* _How to complete this task_: Would you write out the records below exactly as given?
Data under study below:
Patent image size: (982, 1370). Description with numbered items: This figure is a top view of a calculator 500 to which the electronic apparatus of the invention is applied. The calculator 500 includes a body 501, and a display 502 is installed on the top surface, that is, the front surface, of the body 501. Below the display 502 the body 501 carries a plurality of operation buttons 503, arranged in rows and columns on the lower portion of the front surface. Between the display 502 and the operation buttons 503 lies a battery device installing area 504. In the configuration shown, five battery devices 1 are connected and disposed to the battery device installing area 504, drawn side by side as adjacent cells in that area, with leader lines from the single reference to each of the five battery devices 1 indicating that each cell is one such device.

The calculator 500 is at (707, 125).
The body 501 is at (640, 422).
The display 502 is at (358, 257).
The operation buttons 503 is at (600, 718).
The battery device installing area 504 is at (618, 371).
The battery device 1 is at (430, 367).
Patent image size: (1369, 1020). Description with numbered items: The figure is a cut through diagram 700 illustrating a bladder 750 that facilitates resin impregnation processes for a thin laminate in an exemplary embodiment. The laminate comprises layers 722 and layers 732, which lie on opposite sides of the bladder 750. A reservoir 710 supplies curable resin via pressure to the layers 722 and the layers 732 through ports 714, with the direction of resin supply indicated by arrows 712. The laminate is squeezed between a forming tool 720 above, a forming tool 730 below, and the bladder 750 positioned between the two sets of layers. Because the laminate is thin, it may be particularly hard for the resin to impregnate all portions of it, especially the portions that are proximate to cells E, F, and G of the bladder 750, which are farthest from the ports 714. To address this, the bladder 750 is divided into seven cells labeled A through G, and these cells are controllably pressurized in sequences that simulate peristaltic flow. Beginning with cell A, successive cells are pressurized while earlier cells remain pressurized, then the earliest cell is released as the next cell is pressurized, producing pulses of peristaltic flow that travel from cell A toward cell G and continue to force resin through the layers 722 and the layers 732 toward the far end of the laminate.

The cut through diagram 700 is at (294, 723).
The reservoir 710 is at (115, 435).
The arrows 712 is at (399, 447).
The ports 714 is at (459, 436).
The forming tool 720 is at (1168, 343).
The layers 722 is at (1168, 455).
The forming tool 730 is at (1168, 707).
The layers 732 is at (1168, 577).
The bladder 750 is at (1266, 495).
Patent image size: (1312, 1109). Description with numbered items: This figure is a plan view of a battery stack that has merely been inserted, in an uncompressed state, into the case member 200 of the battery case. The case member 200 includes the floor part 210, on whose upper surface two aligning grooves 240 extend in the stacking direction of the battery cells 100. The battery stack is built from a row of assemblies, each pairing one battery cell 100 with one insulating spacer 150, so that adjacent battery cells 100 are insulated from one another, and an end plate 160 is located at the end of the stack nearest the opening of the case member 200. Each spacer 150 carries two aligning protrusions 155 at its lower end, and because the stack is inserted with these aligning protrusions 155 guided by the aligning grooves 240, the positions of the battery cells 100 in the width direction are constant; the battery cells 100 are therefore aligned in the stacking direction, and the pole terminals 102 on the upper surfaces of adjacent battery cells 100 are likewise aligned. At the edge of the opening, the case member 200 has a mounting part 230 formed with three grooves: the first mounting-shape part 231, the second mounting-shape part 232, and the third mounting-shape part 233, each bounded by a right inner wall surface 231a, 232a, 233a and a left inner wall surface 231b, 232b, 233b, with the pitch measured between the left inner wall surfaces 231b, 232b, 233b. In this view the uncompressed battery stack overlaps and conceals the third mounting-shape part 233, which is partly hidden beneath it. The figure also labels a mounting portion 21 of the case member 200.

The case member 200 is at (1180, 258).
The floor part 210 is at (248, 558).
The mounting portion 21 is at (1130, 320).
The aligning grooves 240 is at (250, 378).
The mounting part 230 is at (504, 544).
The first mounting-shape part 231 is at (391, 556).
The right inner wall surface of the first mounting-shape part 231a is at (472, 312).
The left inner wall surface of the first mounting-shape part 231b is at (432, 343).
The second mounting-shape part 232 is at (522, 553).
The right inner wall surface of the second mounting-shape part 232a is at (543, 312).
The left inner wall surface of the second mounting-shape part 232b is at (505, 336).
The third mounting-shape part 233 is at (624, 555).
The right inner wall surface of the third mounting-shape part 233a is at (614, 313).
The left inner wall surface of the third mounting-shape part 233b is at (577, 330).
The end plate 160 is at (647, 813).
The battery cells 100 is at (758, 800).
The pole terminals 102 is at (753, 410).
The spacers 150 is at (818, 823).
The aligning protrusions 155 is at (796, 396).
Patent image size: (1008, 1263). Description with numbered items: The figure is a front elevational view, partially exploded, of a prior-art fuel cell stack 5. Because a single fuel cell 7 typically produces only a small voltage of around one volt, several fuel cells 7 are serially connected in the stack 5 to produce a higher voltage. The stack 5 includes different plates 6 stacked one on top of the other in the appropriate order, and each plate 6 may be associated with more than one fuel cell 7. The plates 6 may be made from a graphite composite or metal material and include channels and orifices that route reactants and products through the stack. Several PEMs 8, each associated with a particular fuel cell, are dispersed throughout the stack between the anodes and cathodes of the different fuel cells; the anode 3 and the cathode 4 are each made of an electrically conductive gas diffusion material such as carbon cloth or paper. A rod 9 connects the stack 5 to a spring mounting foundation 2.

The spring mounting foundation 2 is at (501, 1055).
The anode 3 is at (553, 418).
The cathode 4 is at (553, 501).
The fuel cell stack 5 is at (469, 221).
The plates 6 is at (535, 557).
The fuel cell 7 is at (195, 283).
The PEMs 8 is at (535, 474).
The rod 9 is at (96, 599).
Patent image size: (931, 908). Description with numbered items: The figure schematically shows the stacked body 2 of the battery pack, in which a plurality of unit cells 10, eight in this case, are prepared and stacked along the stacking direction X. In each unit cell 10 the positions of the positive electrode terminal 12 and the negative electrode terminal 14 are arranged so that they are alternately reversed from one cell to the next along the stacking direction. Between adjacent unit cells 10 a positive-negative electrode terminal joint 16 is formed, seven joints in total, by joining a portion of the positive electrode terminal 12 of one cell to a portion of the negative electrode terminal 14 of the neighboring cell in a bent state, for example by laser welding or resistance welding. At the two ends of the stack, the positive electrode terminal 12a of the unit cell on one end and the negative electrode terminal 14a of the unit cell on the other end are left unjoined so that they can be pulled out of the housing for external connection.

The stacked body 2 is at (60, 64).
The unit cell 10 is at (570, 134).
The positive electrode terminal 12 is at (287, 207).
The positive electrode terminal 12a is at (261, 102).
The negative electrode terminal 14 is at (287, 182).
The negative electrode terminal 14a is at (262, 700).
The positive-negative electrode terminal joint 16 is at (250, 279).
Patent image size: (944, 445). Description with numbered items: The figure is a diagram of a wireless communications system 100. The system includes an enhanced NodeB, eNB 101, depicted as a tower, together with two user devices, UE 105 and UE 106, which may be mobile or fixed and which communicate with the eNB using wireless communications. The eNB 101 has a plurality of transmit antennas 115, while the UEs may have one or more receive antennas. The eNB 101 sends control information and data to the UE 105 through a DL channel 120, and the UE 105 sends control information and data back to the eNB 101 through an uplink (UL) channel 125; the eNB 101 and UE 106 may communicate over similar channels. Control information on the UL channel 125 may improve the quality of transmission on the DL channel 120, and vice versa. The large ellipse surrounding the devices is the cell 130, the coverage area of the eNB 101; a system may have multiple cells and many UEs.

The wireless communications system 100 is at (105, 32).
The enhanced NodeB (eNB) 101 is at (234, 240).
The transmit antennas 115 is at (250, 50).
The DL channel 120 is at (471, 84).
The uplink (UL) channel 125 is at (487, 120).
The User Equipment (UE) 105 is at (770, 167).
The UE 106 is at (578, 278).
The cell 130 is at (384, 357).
End of Data under study.
* _Answer box_:
Patent image size: (982, 1370). Description with numbered items: This figure is a top view of a calculator 500 to which the electronic apparatus of the invention is applied. The calculator 500 includes a body 501, and a display 502 is installed on the top surface, that is, the front surface, of the body 501. Below the display 502 the body 501 carries a plurality of operation buttons 503, arranged in rows and columns on the lower portion of the front surface. Between the display 502 and the operation buttons 503 lies a battery device installing area 504. In the configuration shown, five battery devices 1 are connected and disposed to the battery device installing area 504, drawn side by side as adjacent cells in that area, with leader lines from the single reference to each of the five battery devices 1 indicating that each cell is one such device.

The calculator 500 is at (707, 125).
The body 501 is at (640, 422).
The display 502 is at (358, 257).
The operation buttons 503 is at (600, 718).
The battery device installing area 504 is at (618, 371).
The battery device 1 is at (430, 367).
Patent image size: (1369, 1020). Description with numbered items: The figure is a cut through diagram 700 illustrating a bladder 750 that facilitates resin impregnation processes for a thin laminate in an exemplary embodiment. The laminate comprises layers 722 and layers 732, which lie on opposite sides of the bladder 750. A reservoir 710 supplies curable resin via pressure to the layers 722 and the layers 732 through ports 714, with the direction of resin supply indicated by arrows 712. The laminate is squeezed between a forming tool 720 above, a forming tool 730 below, and the bladder 750 positioned between the two sets of layers. Because the laminate is thin, it may be particularly hard for the resin to impregnate all portions of it, especially the portions that are proximate to cells E, F, and G of the bladder 750, which are farthest from the ports 714. To address this, the bladder 750 is divided into seven cells labeled A through G, and these cells are controllably pressurized in sequences that simulate peristaltic flow. Beginning with cell A, successive cells are pressurized while earlier cells remain pressurized, then the earliest cell is released as the next cell is pressurized, producing pulses of peristaltic flow that travel from cell A toward cell G and continue to force resin through the layers 722 and the layers 732 toward the far end of the laminate.

The cut through diagram 700 is at (294, 723).
The reservoir 710 is at (115, 435).
The arrows 712 is at (399, 447).
The ports 714 is at (459, 436).
The forming tool 720 is at (1168, 343).
The layers 722 is at (1168, 455).
The forming tool 730 is at (1168, 707).
The layers 732 is at (1168, 577).
The bladder 750 is at (1266, 495).
Patent image size: (1312, 1109). Description with numbered items: This figure is a plan view of a battery stack that has merely been inserted, in an uncompressed state, into the case member 200 of the battery case. The case member 200 includes the floor part 210, on whose upper surface two aligning grooves 240 extend in the stacking direction of the battery cells 100. The battery stack is built from a row of assemblies, each pairing one battery cell 100 with one insulating spacer 150, so that adjacent battery cells 100 are insulated from one another, and an end plate 160 is located at the end of the stack nearest the opening of the case member 200. Each spacer 150 carries two aligning protrusions 155 at its lower end, and because the stack is inserted with these aligning protrusions 155 guided by the aligning grooves 240, the positions of the battery cells 100 in the width direction are constant; the battery cells 100 are therefore aligned in the stacking direction, and the pole terminals 102 on the upper surfaces of adjacent battery cells 100 are likewise aligned. At the edge of the opening, the case member 200 has a mounting part 230 formed with three grooves: the first mounting-shape part 231, the second mounting-shape part 232, and the third mounting-shape part 233, each bounded by a right inner wall surface 231a, 232a, 233a and a left inner wall surface 231b, 232b, 233b, with the pitch measured between the left inner wall surfaces 231b, 232b, 233b. In this view the uncompressed battery stack overlaps and conceals the third mounting-shape part 233, which is partly hidden beneath it. The figure also labels a mounting portion 21 of the case member 200.

The case member 200 is at (1180, 258).
The floor part 210 is at (248, 558).
The mounting portion 21 is at (1130, 320).
The aligning grooves 240 is at (250, 378).
The mounting part 230 is at (504, 544).
The first mounting-shape part 231 is at (391, 556).
The right inner wall surface of the first mounting-shape part 231a is at (472, 312).
The left inner wall surface of the first mounting-shape part 231b is at (432, 343).
The second mounting-shape part 232 is at (522, 553).
The right inner wall surface of the second mounting-shape part 232a is at (543, 312).
The left inner wall surface of the second mounting-shape part 232b is at (505, 336).
The third mounting-shape part 233 is at (624, 555).
The right inner wall surface of the third mounting-shape part 233a is at (614, 313).
The left inner wall surface of the third mounting-shape part 233b is at (577, 330).
The end plate 160 is at (647, 813).
The battery cells 100 is at (758, 800).
The pole terminals 102 is at (753, 410).
The spacers 150 is at (818, 823).
The aligning protrusions 155 is at (796, 396).
Patent image size: (1008, 1263). Description with numbered items: The figure is a front elevational view, partially exploded, of a prior-art fuel cell stack 5. Because a single fuel cell 7 typically produces only a small voltage of around one volt, several fuel cells 7 are serially connected in the stack 5 to produce a higher voltage. The stack 5 includes different plates 6 stacked one on top of the other in the appropriate order, and each plate 6 may be associated with more than one fuel cell 7. The plates 6 may be made from a graphite composite or metal material and include channels and orifices that route reactants and products through the stack. Several PEMs 8, each associated with a particular fuel cell, are dispersed throughout the stack between the anodes and cathodes of the different fuel cells; the anode 3 and the cathode 4 are each made of an electrically conductive gas diffusion material such as carbon cloth or paper. A rod 9 connects the stack 5 to a spring mounting foundation 2.

The spring mounting foundation 2 is at (501, 1055).
The anode 3 is at (553, 418).
The cathode 4 is at (553, 501).
The fuel cell stack 5 is at (469, 221).
The plates 6 is at (535, 557).
The fuel cell 7 is at (195, 283).
The PEMs 8 is at (535, 474).
The rod 9 is at (96, 599).
Patent image size: (931, 908). Description with numbered items: The figure schematically shows the stacked body 2 of the battery pack, in which a plurality of unit cells 10, eight in this case, are prepared and stacked along the stacking direction X. In each unit cell 10 the positions of the positive electrode terminal 12 and the negative electrode terminal 14 are arranged so that they are alternately reversed from one cell to the next along the stacking direction. Between adjacent unit cells 10 a positive-negative electrode terminal joint 16 is formed, seven joints in total, by joining a portion of the positive electrode terminal 12 of one cell to a portion of the negative electrode terminal 14 of the neighboring cell in a bent state, for example by laser welding or resistance welding. At the two ends of the stack, the positive electrode terminal 12a of the unit cell on one end and the negative electrode terminal 14a of the unit cell on the other end are left unjoined so that they can be pulled out of the housing for external connection.

The stacked body 2 is at (60, 64).
The unit cell 10 is at (570, 134).
The positive electrode terminal 12 is at (287, 207).
The positive electrode terminal 12a is at (261, 102).
The negative electrode terminal 14 is at (287, 182).
The negative electrode terminal 14a is at (262, 700).
The positive-negative electrode terminal joint 16 is at (250, 279).
Patent image size: (944, 445). Description with numbered items: The figure is a diagram of a wireless communications system 100. The system includes an enhanced NodeB, eNB 101, depicted as a tower, together with two user devices, UE 105 and UE 106, which may be mobile or fixed and which communicate with the eNB using wireless communications. The eNB 101 has a plurality of transmit antennas 115, while the UEs may have one or more receive antennas. The eNB 101 sends control information and data to the UE 105 through a DL channel 120, and the UE 105 sends control information and data back to the eNB 101 through an uplink (UL) channel 125; the eNB 101 and UE 106 may communicate over similar channels. Control information on the UL channel 125 may improve the quality of transmission on the DL channel 120, and vice versa. The large ellipse surrounding the devices is the cell 130, the coverage area of the eNB 101; a system may have multiple cells and many UEs.

The wireless communications system 100 is at (105, 32).
The enhanced NodeB (eNB) 101 is at (234, 240).
The transmit antennas 115 is at (250, 50).
The DL channel 120 is at (471, 84).
The uplink (UL) channel 125 is at (487, 120).
The User Equipment (UE) 105 is at (770, 167).
The UE 106 is at (578, 278).
The cell 130 is at (384, 357).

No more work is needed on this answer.